Dataset records
————————

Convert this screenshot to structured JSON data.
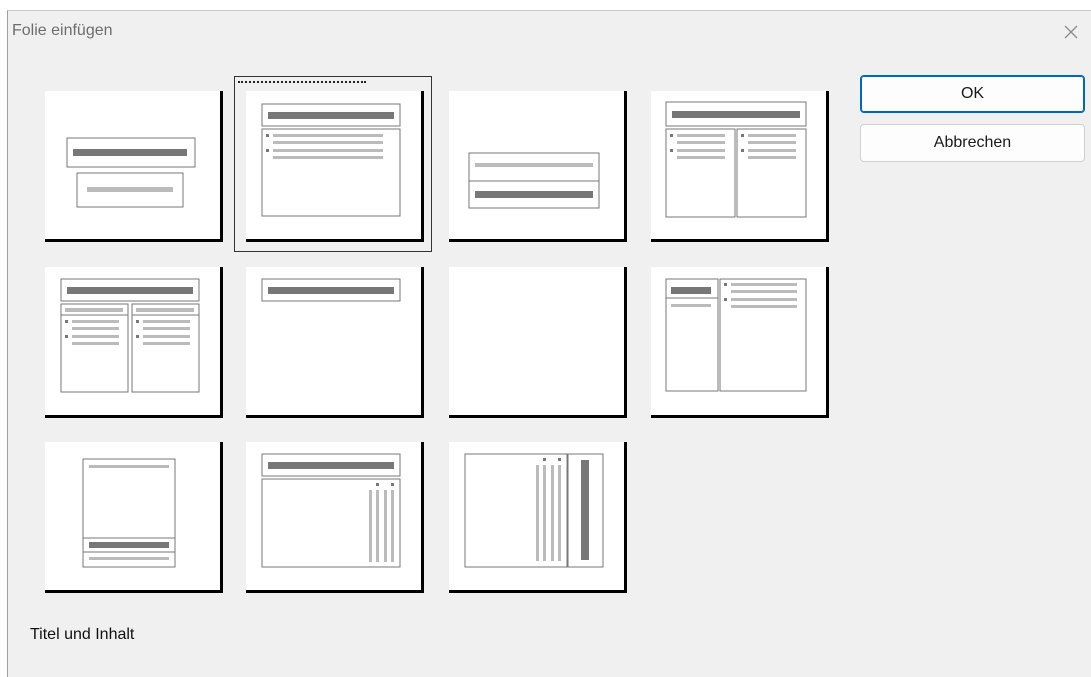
{
  "window": {
    "title": "Folie einfügen",
    "close_icon": "close-icon"
  },
  "buttons": {
    "ok_label": "OK",
    "cancel_label": "Abbrechen"
  },
  "layouts": [
    {
      "id": "title-slide",
      "selected": false
    },
    {
      "id": "title-content",
      "selected": true
    },
    {
      "id": "title-only-centered",
      "selected": false
    },
    {
      "id": "title-two-columns",
      "selected": false
    },
    {
      "id": "comparison",
      "selected": false
    },
    {
      "id": "title-only",
      "selected": false
    },
    {
      "id": "blank",
      "selected": false
    },
    {
      "id": "content-with-caption",
      "selected": false
    },
    {
      "id": "picture-with-caption",
      "selected": false
    },
    {
      "id": "title-vertical-text",
      "selected": false
    },
    {
      "id": "vertical-title-text",
      "selected": false
    }
  ],
  "status": {
    "selected_layout_name": "Titel und Inhalt"
  },
  "colors": {
    "accent": "#0067c0",
    "dialog_bg": "#f0f0f0",
    "placeholder_dark": "#777777",
    "placeholder_light": "#bbbbbb"
  }
}
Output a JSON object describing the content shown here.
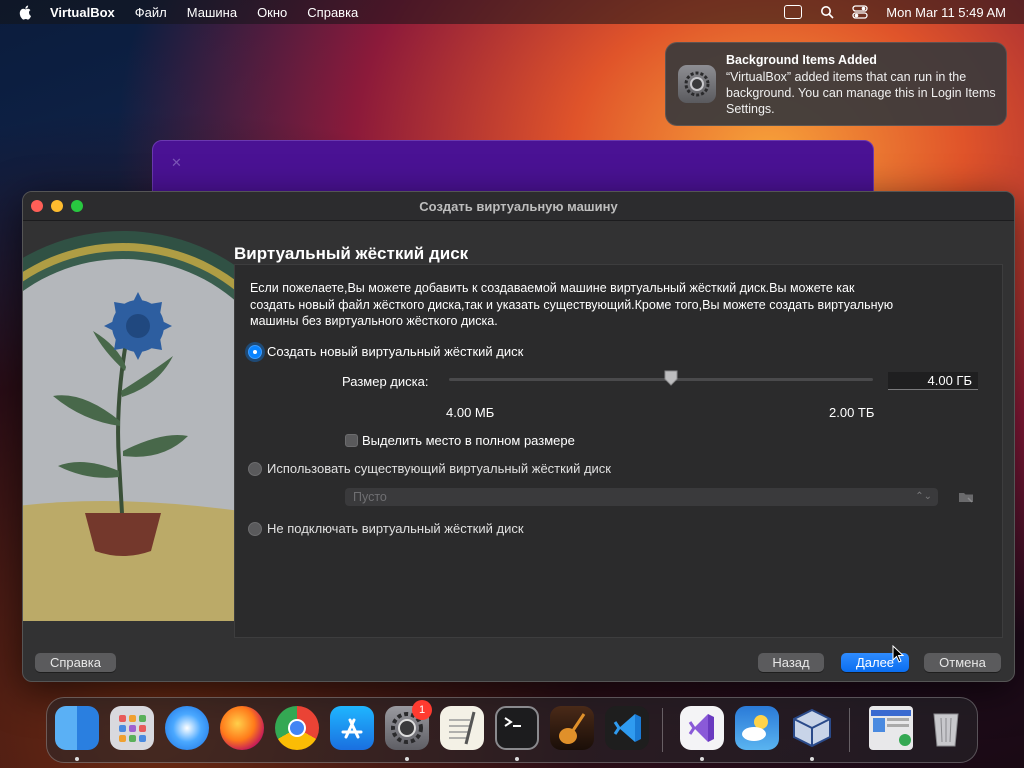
{
  "menubar": {
    "app": "VirtualBox",
    "items": [
      "Файл",
      "Машина",
      "Окно",
      "Справка"
    ],
    "clock": "Mon Mar 11  5:49 AM"
  },
  "notification": {
    "title": "Background Items Added",
    "body": "“VirtualBox” added items that can run in the background. You can manage this in Login Items Settings."
  },
  "dialog": {
    "title": "Создать виртуальную машину",
    "heading": "Виртуальный жёсткий диск",
    "description": "Если пожелаете,Вы можете добавить к создаваемой машине виртуальный жёсткий диск.Вы можете как создать новый файл жёсткого диска,так и указать существующий.Кроме того,Вы можете создать виртуальную машины без виртуального жёсткого диска.",
    "option_create": "Создать новый виртуальный жёсткий диск",
    "disk_size_label": "Размер диска:",
    "disk_size_value": "4.00 ГБ",
    "slider_min": "4.00 МБ",
    "slider_max": "2.00 ТБ",
    "preallocate_label": "Выделить место в полном размере",
    "option_existing": "Использовать существующий виртуальный жёсткий диск",
    "existing_combo": "Пусто",
    "option_none": "Не подключать виртуальный жёсткий диск",
    "buttons": {
      "help": "Справка",
      "back": "Назад",
      "next": "Далее",
      "cancel": "Отмена"
    }
  },
  "dock": {
    "settings_badge": "1",
    "apps": [
      "finder-icon",
      "launchpad-icon",
      "safari-icon",
      "firefox-icon",
      "chrome-icon",
      "app-store-icon",
      "system-settings-icon",
      "textedit-icon",
      "terminal-icon",
      "garageband-icon",
      "vscode-icon",
      "visual-studio-icon",
      "weather-icon",
      "virtualbox-icon",
      "preview-window-icon",
      "trash-icon"
    ]
  }
}
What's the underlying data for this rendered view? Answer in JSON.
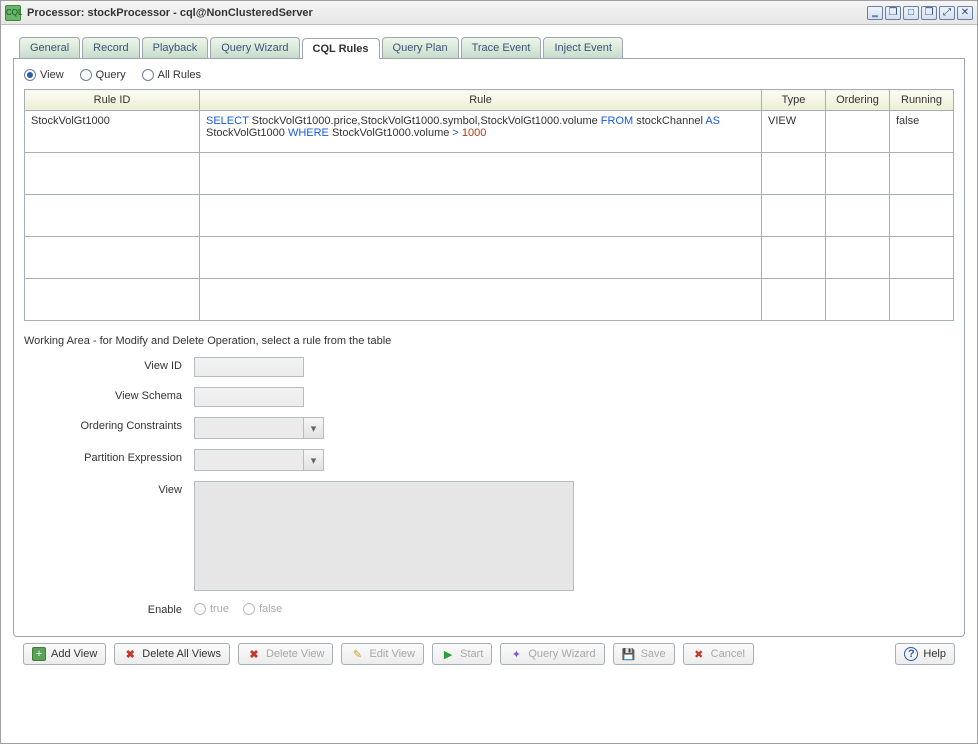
{
  "window": {
    "title": "Processor: stockProcessor - cql@NonClusteredServer",
    "logo_text": "CQL"
  },
  "tabs": [
    "General",
    "Record",
    "Playback",
    "Query Wizard",
    "CQL Rules",
    "Query Plan",
    "Trace Event",
    "Inject Event"
  ],
  "active_tab": "CQL Rules",
  "filters": {
    "view": "View",
    "query": "Query",
    "all": "All Rules",
    "selected": "view"
  },
  "table": {
    "headers": {
      "rule_id": "Rule ID",
      "rule": "Rule",
      "type": "Type",
      "ordering": "Ordering",
      "running": "Running"
    },
    "rows": [
      {
        "rule_id": "StockVolGt1000",
        "rule_tokens": [
          {
            "t": "kw",
            "v": "SELECT"
          },
          {
            "t": "txt",
            "v": " StockVolGt1000.price,StockVolGt1000.symbol,StockVolGt1000.volume "
          },
          {
            "t": "kw",
            "v": "FROM"
          },
          {
            "t": "txt",
            "v": " stockChannel "
          },
          {
            "t": "kw",
            "v": "AS"
          },
          {
            "t": "txt",
            "v": " StockVolGt1000 "
          },
          {
            "t": "kw",
            "v": "WHERE"
          },
          {
            "t": "txt",
            "v": " StockVolGt1000.volume "
          },
          {
            "t": "kw",
            "v": ">"
          },
          {
            "t": "txt",
            "v": " "
          },
          {
            "t": "num",
            "v": "1000"
          }
        ],
        "type": "VIEW",
        "ordering": "",
        "running": "false"
      }
    ]
  },
  "working_area_label": "Working Area - for Modify and Delete Operation, select a rule from the table",
  "form": {
    "view_id_label": "View ID",
    "view_schema_label": "View Schema",
    "ordering_label": "Ordering Constraints",
    "partition_label": "Partition Expression",
    "view_label": "View",
    "enable_label": "Enable",
    "enable_true": "true",
    "enable_false": "false"
  },
  "buttons": {
    "add_view": "Add View",
    "delete_all": "Delete All Views",
    "delete_view": "Delete View",
    "edit_view": "Edit View",
    "start": "Start",
    "query_wizard": "Query Wizard",
    "save": "Save",
    "cancel": "Cancel",
    "help": "Help"
  }
}
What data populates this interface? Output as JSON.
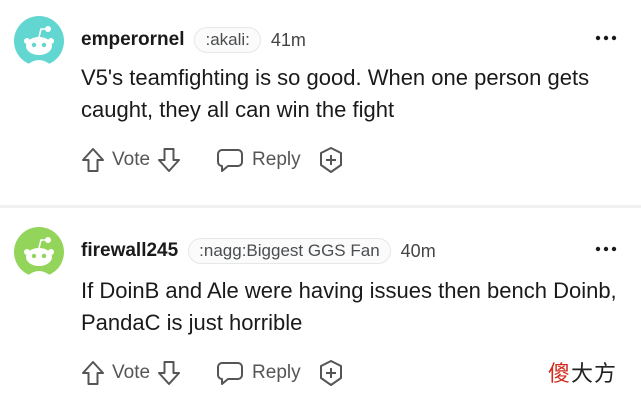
{
  "comments": [
    {
      "username": "emperornel",
      "flair": ":akali:",
      "time": "41m",
      "body": "V5's teamfighting is so good. When one person gets caught, they all can win the fight",
      "vote_label": "Vote",
      "reply_label": "Reply",
      "avatar_color": "#62d6d0"
    },
    {
      "username": "firewall245",
      "flair": ":nagg:Biggest GGS Fan",
      "time": "40m",
      "body": "If DoinB and Ale were having issues then bench Doinb, PandaC is just horrible",
      "vote_label": "Vote",
      "reply_label": "Reply",
      "avatar_color": "#93d45b"
    }
  ],
  "watermark": {
    "brand_accent": "傻",
    "brand_rest": "大方"
  },
  "colors": {
    "text": "#1a1a1b",
    "muted": "#555555",
    "divider": "#eef0f1",
    "brand_red": "#d12b1e"
  }
}
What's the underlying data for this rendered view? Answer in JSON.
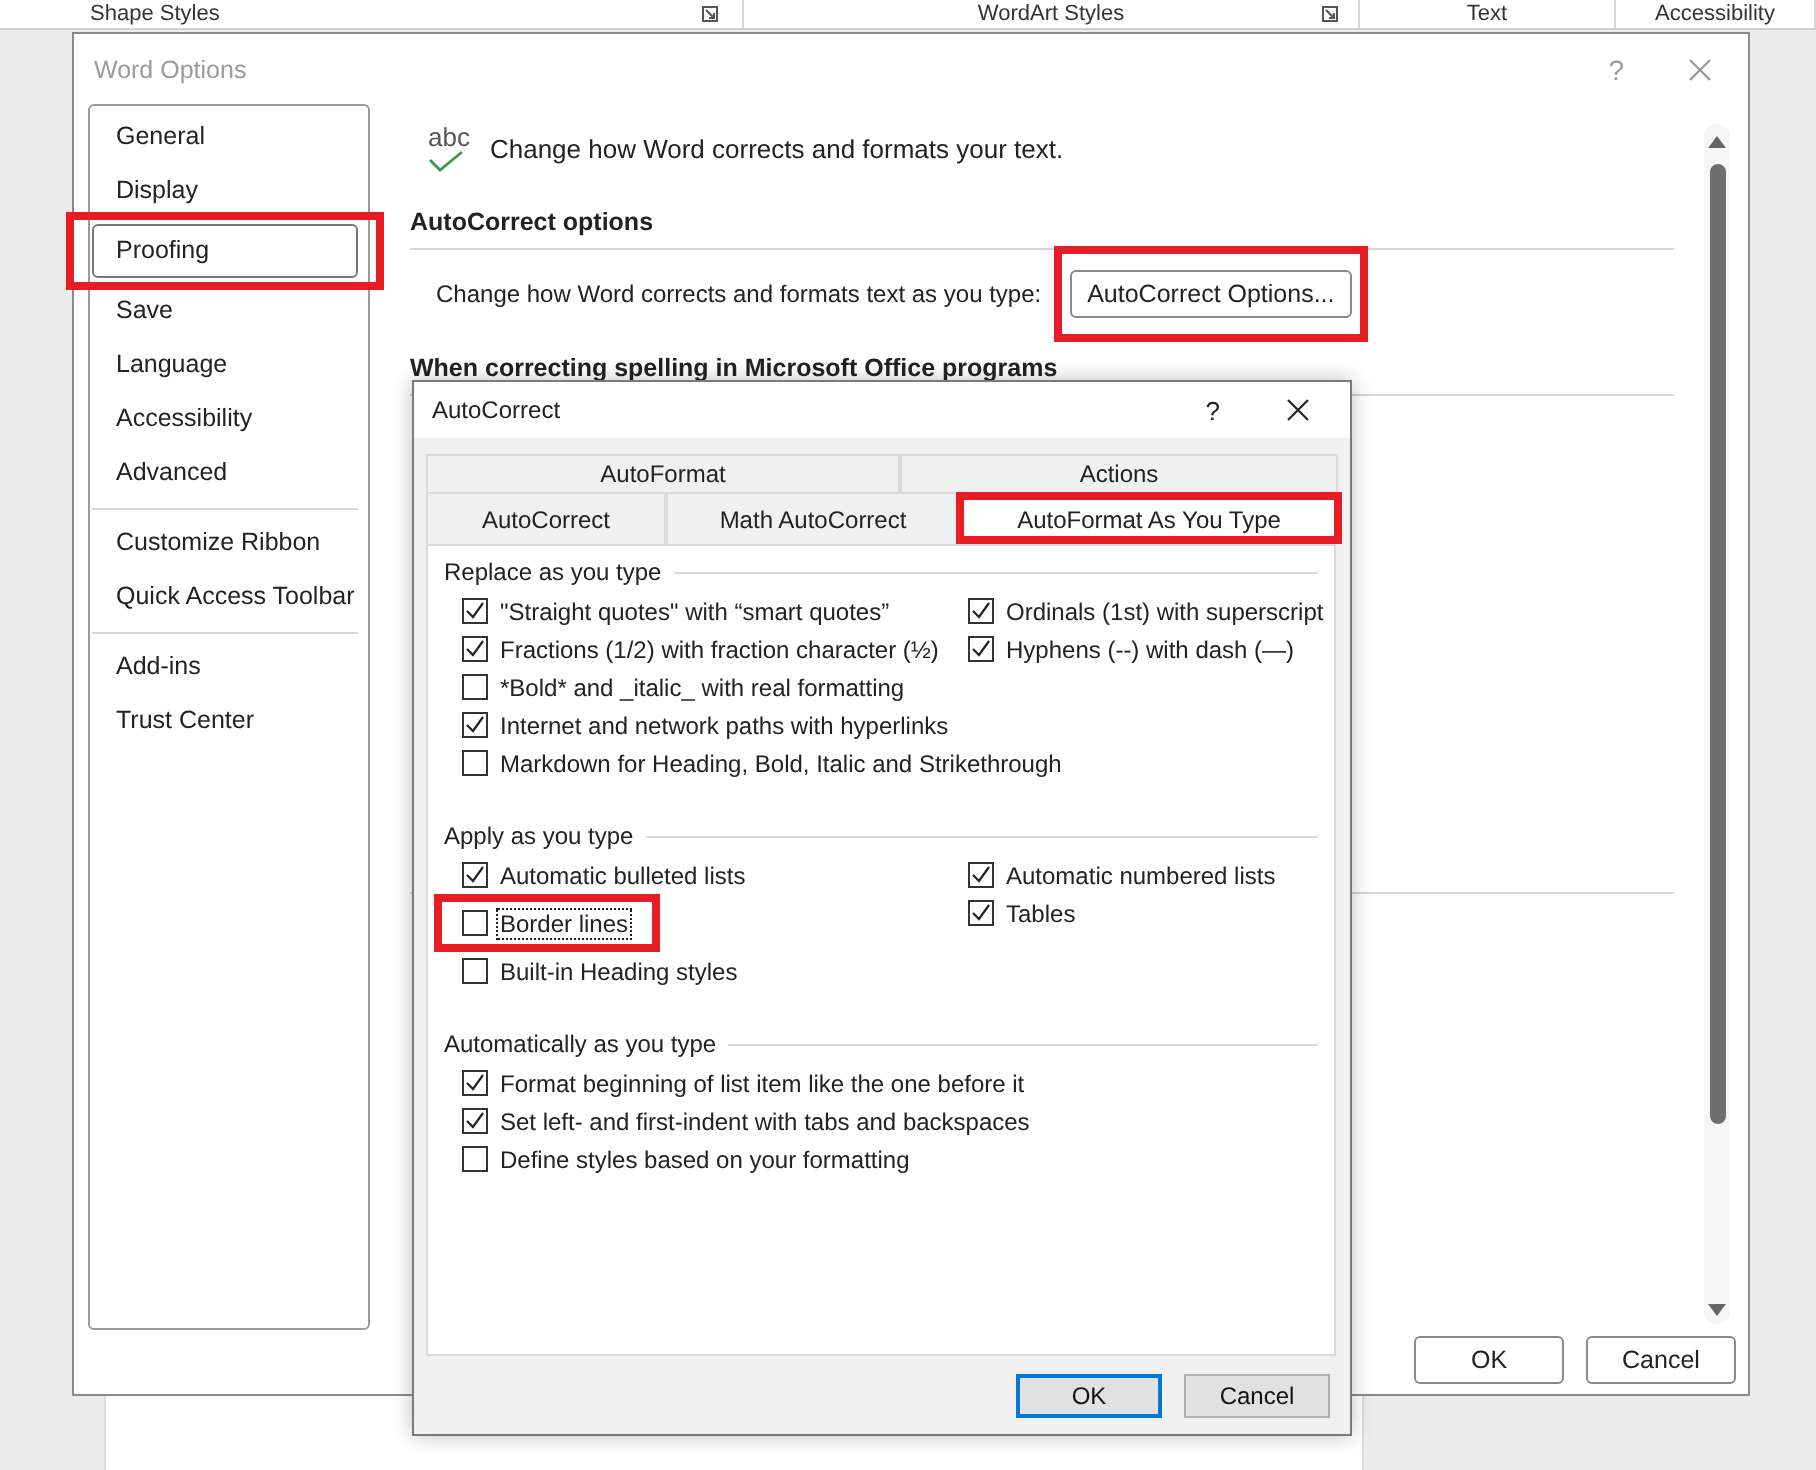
{
  "ribbon": {
    "groups": [
      {
        "label": "Shape Styles",
        "launcher": true
      },
      {
        "label": "WordArt Styles",
        "launcher": true
      },
      {
        "label": "Text",
        "launcher": false
      },
      {
        "label": "Accessibility",
        "launcher": false
      }
    ]
  },
  "word_options": {
    "title": "Word Options",
    "help": "?",
    "sidebar": [
      {
        "items": [
          {
            "label": "General",
            "selected": false,
            "highlighted": false
          },
          {
            "label": "Display",
            "selected": false,
            "highlighted": false
          },
          {
            "label": "Proofing",
            "selected": true,
            "highlighted": true
          },
          {
            "label": "Save",
            "selected": false,
            "highlighted": false
          },
          {
            "label": "Language",
            "selected": false,
            "highlighted": false
          },
          {
            "label": "Accessibility",
            "selected": false,
            "highlighted": false
          },
          {
            "label": "Advanced",
            "selected": false,
            "highlighted": false
          }
        ]
      },
      {
        "items": [
          {
            "label": "Customize Ribbon",
            "selected": false,
            "highlighted": false
          },
          {
            "label": "Quick Access Toolbar",
            "selected": false,
            "highlighted": false
          }
        ]
      },
      {
        "items": [
          {
            "label": "Add-ins",
            "selected": false,
            "highlighted": false
          },
          {
            "label": "Trust Center",
            "selected": false,
            "highlighted": false
          }
        ]
      }
    ],
    "header_icon_text": "abc",
    "header": "Change how Word corrects and formats your text.",
    "sections": [
      {
        "heading": "AutoCorrect options",
        "description": "Change how Word corrects and formats text as you type:",
        "button": {
          "label": "AutoCorrect Options...",
          "highlighted": true
        }
      },
      {
        "heading": "When correcting spelling in Microsoft Office programs"
      }
    ],
    "buttons": [
      "OK",
      "Cancel"
    ]
  },
  "autocorrect_dialog": {
    "title": "AutoCorrect",
    "help": "?",
    "tab_rows": [
      {
        "tabs": [
          {
            "label": "AutoFormat",
            "selected": false,
            "highlighted": false
          },
          {
            "label": "Actions",
            "selected": false,
            "highlighted": false
          }
        ]
      },
      {
        "tabs": [
          {
            "label": "AutoCorrect",
            "selected": false,
            "highlighted": false
          },
          {
            "label": "Math AutoCorrect",
            "selected": false,
            "highlighted": false
          },
          {
            "label": "AutoFormat As You Type",
            "selected": true,
            "highlighted": true
          }
        ]
      }
    ],
    "groups": [
      {
        "heading": "Replace as you type",
        "columns": [
          {
            "options": [
              {
                "label": "\"Straight quotes\" with “smart quotes”",
                "checked": true,
                "focused": false,
                "highlighted": false
              },
              {
                "label": "Fractions (1/2) with fraction character (½)",
                "checked": true,
                "focused": false,
                "highlighted": false
              },
              {
                "label": "*Bold* and _italic_ with real formatting",
                "checked": false,
                "focused": false,
                "highlighted": false
              },
              {
                "label": "Internet and network paths with hyperlinks",
                "checked": true,
                "focused": false,
                "highlighted": false
              },
              {
                "label": "Markdown for Heading, Bold, Italic and Strikethrough",
                "checked": false,
                "focused": false,
                "highlighted": false
              }
            ]
          },
          {
            "options": [
              {
                "label": "Ordinals (1st) with superscript",
                "checked": true,
                "focused": false,
                "highlighted": false
              },
              {
                "label": "Hyphens (--) with dash (—)",
                "checked": true,
                "focused": false,
                "highlighted": false
              }
            ]
          }
        ]
      },
      {
        "heading": "Apply as you type",
        "columns": [
          {
            "options": [
              {
                "label": "Automatic bulleted lists",
                "checked": true,
                "focused": false,
                "highlighted": false
              },
              {
                "label": "Border lines",
                "checked": false,
                "focused": true,
                "highlighted": true
              },
              {
                "label": "Built-in Heading styles",
                "checked": false,
                "focused": false,
                "highlighted": false
              }
            ]
          },
          {
            "options": [
              {
                "label": "Automatic numbered lists",
                "checked": true,
                "focused": false,
                "highlighted": false
              },
              {
                "label": "Tables",
                "checked": true,
                "focused": false,
                "highlighted": false
              }
            ]
          }
        ]
      },
      {
        "heading": "Automatically as you type",
        "columns": [
          {
            "options": [
              {
                "label": "Format beginning of list item like the one before it",
                "checked": true,
                "focused": false,
                "highlighted": false
              },
              {
                "label": "Set left- and first-indent with tabs and backspaces",
                "checked": true,
                "focused": false,
                "highlighted": false
              },
              {
                "label": "Define styles based on your formatting",
                "checked": false,
                "focused": false,
                "highlighted": false
              }
            ]
          }
        ]
      }
    ],
    "buttons": [
      {
        "label": "OK",
        "default": true
      },
      {
        "label": "Cancel",
        "default": false
      }
    ]
  }
}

————————

▶ _Prompt_
Reply with only the number of lines in the material above where the string "formatting" appears.

▶ _In response_
2